Scan the material for the word "JSON", and copy each line where it shows up.

_ _ _ _ _

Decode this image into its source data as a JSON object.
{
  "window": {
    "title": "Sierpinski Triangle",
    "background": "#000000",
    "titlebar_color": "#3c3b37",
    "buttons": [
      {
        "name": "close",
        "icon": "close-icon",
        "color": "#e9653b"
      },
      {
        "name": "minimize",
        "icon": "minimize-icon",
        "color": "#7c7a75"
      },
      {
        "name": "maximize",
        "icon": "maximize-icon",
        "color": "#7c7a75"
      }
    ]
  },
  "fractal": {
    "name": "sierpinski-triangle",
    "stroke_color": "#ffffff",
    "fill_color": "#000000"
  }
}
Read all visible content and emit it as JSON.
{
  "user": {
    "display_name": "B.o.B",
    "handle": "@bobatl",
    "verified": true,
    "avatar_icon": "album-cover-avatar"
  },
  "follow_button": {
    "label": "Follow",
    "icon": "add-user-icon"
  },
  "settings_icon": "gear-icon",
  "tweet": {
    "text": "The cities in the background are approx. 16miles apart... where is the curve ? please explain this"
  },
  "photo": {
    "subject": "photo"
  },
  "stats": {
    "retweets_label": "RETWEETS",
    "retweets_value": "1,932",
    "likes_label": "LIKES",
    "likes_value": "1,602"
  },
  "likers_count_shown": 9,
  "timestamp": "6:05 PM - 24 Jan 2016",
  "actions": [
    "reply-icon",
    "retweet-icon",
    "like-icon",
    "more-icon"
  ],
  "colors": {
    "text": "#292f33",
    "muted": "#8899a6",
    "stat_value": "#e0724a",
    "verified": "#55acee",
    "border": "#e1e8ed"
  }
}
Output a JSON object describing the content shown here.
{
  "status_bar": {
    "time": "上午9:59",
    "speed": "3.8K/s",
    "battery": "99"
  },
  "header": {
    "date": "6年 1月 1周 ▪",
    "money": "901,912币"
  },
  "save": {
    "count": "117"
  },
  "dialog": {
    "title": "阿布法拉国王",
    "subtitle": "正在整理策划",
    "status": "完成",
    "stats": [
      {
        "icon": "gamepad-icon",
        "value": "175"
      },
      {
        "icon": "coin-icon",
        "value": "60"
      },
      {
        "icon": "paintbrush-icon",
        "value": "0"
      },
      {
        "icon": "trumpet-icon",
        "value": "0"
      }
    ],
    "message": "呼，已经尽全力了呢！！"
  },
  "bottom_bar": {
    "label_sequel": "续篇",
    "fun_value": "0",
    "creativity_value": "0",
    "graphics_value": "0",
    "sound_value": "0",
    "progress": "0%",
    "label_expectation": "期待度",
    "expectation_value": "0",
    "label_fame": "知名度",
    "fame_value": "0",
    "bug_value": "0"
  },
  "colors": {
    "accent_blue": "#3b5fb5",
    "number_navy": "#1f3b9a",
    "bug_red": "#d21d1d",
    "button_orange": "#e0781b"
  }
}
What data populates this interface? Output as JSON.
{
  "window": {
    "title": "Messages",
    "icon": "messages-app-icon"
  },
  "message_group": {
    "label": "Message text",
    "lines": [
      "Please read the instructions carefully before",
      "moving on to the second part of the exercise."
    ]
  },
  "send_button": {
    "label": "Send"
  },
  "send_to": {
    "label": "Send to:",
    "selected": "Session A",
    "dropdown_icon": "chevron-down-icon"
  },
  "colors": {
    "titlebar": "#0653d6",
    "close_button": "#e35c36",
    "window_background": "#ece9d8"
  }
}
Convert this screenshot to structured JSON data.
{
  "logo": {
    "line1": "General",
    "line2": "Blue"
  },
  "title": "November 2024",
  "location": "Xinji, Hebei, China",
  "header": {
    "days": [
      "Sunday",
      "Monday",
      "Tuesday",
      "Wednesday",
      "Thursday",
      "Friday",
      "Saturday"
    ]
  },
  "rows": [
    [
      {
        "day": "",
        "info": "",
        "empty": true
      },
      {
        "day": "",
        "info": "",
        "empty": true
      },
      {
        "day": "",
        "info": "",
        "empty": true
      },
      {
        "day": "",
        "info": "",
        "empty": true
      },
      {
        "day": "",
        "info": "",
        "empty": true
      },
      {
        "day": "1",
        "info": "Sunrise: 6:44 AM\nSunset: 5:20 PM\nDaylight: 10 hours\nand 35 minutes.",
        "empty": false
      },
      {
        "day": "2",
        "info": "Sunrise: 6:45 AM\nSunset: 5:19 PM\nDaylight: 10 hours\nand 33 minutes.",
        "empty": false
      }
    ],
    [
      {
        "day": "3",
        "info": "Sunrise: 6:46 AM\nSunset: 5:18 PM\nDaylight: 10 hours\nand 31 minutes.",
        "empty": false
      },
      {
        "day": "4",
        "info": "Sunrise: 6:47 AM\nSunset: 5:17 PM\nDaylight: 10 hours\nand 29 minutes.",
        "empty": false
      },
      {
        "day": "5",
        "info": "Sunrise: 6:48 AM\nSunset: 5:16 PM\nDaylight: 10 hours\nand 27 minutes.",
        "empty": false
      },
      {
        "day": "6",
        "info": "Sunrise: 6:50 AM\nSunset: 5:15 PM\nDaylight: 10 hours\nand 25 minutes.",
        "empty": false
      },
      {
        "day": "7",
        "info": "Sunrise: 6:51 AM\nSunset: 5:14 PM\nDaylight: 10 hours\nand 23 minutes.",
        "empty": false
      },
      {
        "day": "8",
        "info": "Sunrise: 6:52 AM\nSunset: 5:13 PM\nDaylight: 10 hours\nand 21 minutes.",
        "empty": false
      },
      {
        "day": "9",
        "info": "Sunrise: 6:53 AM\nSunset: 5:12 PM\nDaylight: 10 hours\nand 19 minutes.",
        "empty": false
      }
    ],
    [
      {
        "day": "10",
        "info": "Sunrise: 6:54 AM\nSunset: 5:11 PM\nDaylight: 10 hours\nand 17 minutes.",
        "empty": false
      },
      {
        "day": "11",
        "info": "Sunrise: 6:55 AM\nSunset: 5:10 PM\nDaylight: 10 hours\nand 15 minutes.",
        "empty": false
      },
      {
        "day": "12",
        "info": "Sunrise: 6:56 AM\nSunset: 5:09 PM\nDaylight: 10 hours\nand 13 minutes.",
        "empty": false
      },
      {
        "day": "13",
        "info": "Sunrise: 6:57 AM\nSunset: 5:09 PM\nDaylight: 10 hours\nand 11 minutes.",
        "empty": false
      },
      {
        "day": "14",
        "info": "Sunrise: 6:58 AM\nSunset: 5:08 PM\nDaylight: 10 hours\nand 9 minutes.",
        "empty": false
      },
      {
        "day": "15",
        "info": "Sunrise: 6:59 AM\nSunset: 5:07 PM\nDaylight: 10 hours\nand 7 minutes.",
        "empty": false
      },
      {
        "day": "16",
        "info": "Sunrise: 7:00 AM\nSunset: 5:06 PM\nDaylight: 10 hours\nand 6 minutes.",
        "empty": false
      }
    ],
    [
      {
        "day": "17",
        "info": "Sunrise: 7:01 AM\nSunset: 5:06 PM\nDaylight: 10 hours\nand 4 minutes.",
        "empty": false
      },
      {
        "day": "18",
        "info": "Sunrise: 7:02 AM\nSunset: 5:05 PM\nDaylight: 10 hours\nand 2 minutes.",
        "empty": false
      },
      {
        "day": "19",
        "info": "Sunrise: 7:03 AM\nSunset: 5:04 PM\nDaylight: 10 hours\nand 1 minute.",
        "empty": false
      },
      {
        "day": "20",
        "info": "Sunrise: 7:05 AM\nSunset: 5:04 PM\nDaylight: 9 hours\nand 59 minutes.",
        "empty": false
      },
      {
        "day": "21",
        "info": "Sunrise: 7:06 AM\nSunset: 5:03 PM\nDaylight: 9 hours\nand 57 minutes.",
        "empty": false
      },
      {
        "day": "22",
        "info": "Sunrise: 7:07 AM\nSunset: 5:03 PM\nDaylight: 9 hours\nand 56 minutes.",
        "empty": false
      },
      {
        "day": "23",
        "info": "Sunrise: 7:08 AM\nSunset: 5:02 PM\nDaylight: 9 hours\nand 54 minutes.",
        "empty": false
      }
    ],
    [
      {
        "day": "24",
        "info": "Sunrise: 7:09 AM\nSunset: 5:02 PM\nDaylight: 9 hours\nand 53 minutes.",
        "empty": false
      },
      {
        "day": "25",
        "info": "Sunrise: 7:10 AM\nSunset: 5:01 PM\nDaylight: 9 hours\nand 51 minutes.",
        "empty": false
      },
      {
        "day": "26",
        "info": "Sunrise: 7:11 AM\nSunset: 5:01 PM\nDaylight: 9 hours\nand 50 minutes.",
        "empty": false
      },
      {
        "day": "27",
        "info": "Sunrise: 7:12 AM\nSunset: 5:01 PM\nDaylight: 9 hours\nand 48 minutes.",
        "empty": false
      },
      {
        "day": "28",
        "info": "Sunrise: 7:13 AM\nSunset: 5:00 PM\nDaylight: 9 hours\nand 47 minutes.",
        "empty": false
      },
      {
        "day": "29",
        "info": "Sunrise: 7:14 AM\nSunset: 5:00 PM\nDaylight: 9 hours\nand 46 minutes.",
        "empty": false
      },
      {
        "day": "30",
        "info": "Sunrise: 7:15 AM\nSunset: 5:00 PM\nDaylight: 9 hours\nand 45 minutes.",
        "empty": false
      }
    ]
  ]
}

_ _ _ _ _

▶ Solution to this task
Decode this image into its source data as a JSON object.
Read all visible content and emit it as JSON.
Output a JSON object describing the content shown here.
What data populates this interface? Output as JSON.
Convert this screenshot to structured JSON data.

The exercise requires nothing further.